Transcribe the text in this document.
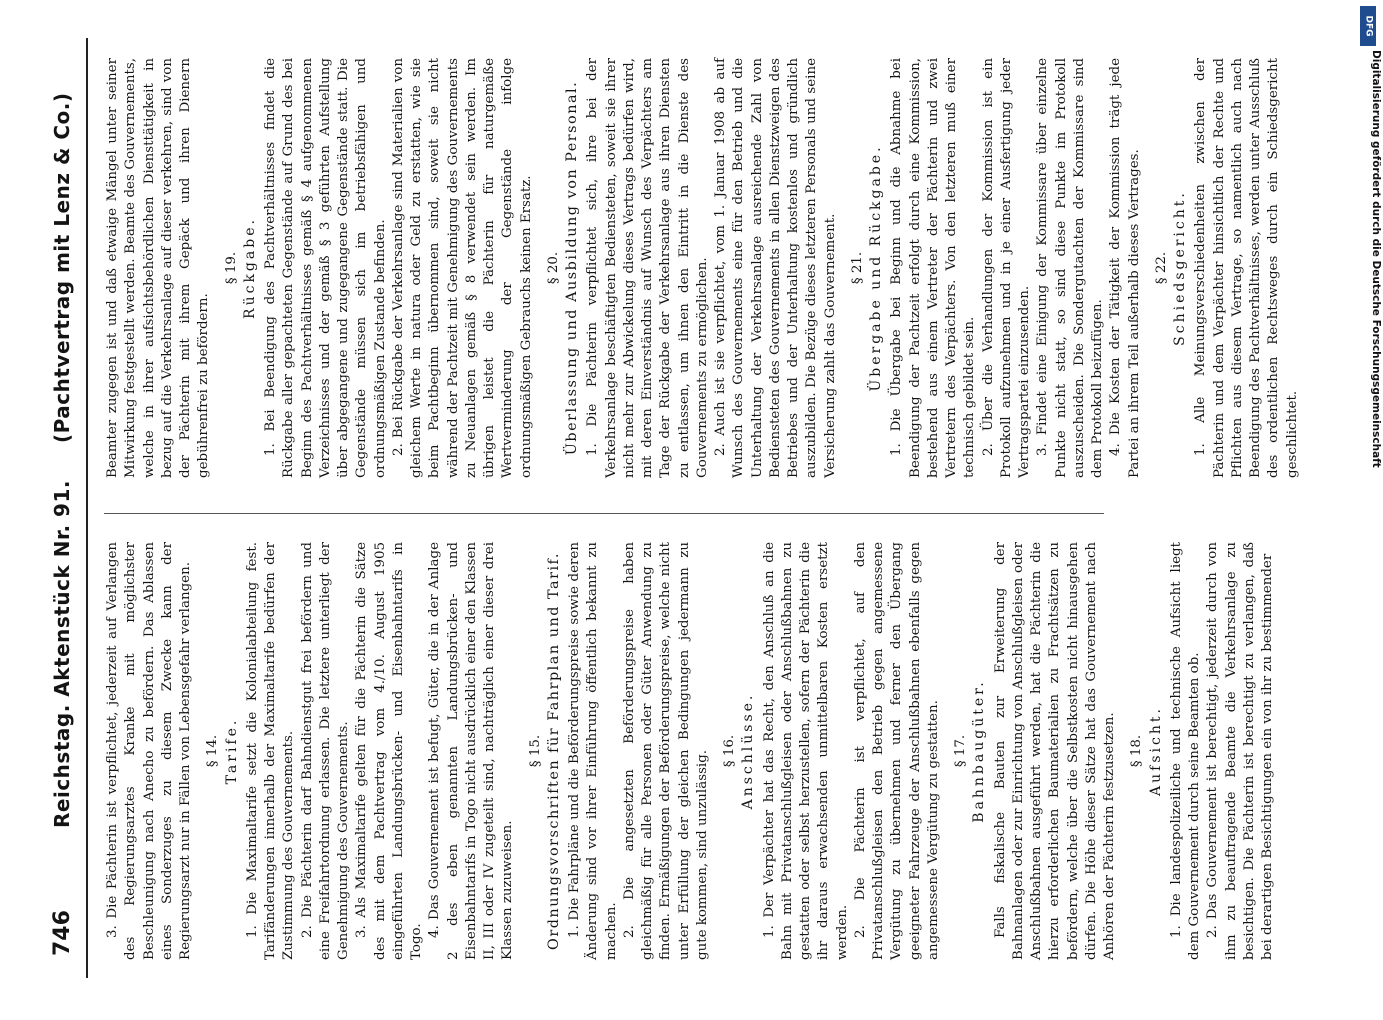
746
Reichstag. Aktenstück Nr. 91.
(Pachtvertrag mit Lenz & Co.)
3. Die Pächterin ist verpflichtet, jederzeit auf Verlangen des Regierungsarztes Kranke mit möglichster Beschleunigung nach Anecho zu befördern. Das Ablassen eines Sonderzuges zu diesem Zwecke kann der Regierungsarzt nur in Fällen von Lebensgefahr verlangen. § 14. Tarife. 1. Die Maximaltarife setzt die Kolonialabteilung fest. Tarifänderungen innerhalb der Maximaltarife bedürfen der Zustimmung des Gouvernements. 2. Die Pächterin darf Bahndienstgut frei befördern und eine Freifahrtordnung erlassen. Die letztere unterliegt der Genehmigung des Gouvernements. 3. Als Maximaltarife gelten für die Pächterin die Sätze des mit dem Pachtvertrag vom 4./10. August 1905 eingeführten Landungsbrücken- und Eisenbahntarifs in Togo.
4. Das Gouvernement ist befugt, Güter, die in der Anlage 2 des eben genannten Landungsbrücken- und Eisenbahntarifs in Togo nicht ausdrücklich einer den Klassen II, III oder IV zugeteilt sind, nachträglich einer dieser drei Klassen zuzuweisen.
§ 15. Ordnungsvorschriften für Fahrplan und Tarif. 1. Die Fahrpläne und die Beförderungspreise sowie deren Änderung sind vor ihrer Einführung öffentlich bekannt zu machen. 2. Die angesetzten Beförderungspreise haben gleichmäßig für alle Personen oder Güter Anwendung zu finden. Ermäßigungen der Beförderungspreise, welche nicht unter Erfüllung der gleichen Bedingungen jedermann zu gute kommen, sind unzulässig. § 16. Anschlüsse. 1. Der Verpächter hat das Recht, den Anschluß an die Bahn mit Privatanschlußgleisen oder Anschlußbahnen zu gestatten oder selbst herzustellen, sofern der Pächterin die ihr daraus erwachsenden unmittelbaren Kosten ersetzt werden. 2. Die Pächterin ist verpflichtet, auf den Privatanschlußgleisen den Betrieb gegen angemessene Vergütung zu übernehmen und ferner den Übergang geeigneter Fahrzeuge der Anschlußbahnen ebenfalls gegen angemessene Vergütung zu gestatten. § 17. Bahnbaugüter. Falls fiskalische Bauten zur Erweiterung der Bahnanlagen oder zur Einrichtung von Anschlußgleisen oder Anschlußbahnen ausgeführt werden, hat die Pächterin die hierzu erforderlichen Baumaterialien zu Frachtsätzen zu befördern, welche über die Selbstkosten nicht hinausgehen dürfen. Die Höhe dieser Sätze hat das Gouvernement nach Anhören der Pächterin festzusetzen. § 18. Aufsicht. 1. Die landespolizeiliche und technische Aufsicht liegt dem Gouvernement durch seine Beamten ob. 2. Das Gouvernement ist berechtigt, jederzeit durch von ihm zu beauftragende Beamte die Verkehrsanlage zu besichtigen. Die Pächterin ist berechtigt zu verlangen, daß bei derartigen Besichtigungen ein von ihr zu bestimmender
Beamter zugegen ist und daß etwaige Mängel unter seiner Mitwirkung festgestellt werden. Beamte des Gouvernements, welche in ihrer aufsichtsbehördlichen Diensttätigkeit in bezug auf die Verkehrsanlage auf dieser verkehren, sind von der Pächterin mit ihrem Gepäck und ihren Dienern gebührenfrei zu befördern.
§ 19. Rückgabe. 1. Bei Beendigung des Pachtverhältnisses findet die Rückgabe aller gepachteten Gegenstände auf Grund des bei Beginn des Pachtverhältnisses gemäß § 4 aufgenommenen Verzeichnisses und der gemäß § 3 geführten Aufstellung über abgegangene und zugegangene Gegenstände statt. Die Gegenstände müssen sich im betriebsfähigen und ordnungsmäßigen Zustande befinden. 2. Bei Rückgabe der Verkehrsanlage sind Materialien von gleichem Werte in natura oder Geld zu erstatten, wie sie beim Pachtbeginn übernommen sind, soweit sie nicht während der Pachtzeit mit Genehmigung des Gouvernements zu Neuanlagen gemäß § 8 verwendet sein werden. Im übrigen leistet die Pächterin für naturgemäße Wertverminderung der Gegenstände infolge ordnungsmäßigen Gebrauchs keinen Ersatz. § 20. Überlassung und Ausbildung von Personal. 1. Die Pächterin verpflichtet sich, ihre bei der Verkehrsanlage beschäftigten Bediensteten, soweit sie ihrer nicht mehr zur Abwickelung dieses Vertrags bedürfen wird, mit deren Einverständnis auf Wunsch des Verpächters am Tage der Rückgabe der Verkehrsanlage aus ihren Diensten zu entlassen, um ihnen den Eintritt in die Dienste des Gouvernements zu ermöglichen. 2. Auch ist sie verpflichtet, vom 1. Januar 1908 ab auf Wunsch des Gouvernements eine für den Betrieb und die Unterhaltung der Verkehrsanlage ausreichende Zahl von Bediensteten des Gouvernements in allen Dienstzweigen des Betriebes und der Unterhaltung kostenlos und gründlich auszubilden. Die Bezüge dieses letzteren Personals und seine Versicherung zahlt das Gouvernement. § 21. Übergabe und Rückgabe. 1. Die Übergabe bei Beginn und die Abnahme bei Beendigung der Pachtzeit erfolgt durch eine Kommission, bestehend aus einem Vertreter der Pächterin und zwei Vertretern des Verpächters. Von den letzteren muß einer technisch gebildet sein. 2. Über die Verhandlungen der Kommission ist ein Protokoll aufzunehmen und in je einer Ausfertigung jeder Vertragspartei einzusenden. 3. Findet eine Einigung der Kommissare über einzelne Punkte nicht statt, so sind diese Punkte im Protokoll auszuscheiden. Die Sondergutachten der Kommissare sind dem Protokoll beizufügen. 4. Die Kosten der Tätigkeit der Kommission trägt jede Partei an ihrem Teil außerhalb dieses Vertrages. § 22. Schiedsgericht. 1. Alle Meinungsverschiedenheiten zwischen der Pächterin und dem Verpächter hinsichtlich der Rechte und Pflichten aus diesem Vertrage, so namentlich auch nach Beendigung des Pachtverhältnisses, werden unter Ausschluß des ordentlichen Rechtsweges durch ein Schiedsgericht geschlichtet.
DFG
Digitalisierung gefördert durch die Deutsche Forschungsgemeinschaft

---+---

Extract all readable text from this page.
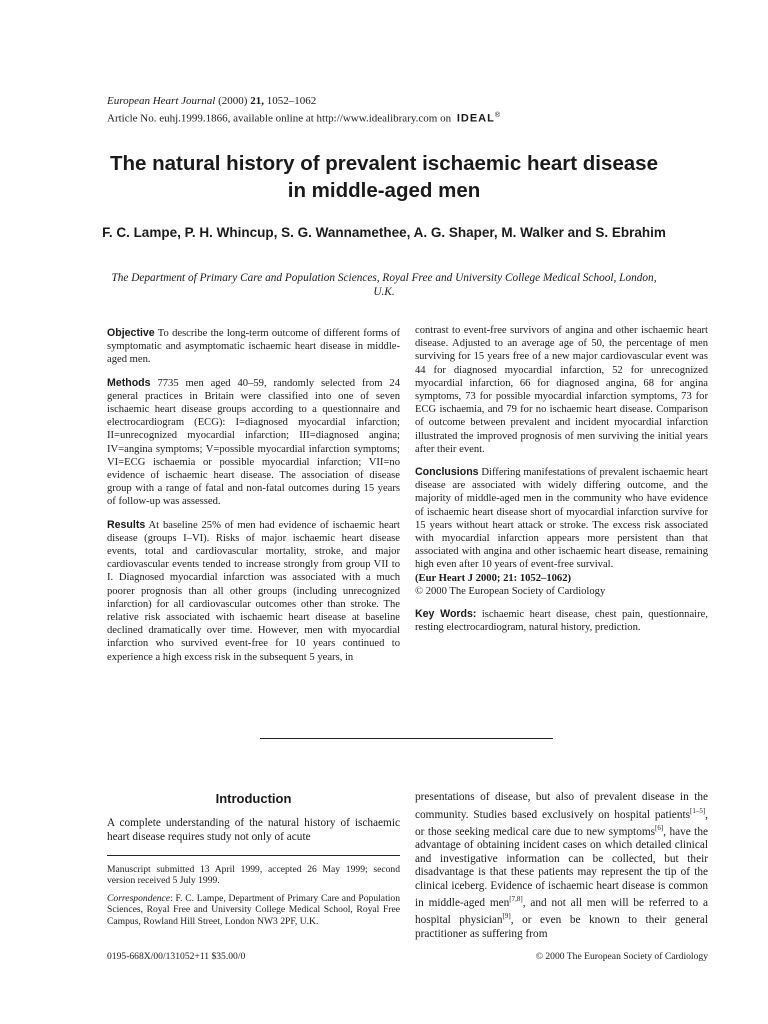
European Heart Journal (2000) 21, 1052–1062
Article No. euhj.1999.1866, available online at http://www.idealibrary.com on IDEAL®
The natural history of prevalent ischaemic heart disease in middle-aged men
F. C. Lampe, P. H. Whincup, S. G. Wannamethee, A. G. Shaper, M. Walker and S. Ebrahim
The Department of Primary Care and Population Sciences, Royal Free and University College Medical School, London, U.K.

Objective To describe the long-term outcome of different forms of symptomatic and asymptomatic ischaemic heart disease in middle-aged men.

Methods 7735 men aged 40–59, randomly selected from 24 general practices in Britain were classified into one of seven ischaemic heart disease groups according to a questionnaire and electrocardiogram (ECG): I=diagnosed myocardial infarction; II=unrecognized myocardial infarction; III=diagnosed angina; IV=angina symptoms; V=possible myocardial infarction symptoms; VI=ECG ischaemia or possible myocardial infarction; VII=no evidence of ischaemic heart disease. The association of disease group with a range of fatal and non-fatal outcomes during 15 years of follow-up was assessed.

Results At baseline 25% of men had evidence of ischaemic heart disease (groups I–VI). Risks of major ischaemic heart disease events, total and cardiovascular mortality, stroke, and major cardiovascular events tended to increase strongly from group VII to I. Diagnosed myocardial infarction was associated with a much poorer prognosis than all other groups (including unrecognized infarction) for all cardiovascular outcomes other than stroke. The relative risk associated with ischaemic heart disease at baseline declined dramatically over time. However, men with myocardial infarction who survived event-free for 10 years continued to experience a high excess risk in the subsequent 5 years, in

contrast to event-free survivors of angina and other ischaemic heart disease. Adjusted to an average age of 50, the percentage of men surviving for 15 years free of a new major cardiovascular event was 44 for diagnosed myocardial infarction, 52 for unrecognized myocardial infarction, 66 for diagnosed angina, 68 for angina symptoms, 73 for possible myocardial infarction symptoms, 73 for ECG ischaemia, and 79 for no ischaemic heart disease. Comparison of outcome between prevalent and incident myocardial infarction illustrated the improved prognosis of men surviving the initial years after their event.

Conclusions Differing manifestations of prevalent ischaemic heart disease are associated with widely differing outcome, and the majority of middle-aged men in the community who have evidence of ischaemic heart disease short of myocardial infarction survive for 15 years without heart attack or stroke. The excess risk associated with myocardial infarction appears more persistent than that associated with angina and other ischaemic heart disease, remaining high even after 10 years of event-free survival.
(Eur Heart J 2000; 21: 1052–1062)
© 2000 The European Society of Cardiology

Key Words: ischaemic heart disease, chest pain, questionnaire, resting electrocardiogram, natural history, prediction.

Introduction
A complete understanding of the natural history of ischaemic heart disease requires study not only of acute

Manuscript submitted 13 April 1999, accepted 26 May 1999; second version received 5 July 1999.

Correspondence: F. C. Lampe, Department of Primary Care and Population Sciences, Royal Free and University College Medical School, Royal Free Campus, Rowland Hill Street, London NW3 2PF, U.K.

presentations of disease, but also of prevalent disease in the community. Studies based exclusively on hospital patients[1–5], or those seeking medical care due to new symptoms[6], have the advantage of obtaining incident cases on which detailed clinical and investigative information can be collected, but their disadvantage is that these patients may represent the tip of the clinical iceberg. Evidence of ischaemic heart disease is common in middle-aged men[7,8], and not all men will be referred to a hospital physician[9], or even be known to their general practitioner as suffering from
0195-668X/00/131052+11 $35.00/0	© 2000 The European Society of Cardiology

---+---

> [EXERCISE DETAILS]: Show the lines of the listing above with "School".

> [ANSWER BOX]:
The Department of Primary Care and Population Sciences, Royal Free and University College Medical School, London, U.K.
Correspondence: F. C. Lampe, Department of Primary Care and Population Sciences, Royal Free and University College Medical School, Royal Free Campus, Rowland Hill Street, London NW3 2PF, U.K.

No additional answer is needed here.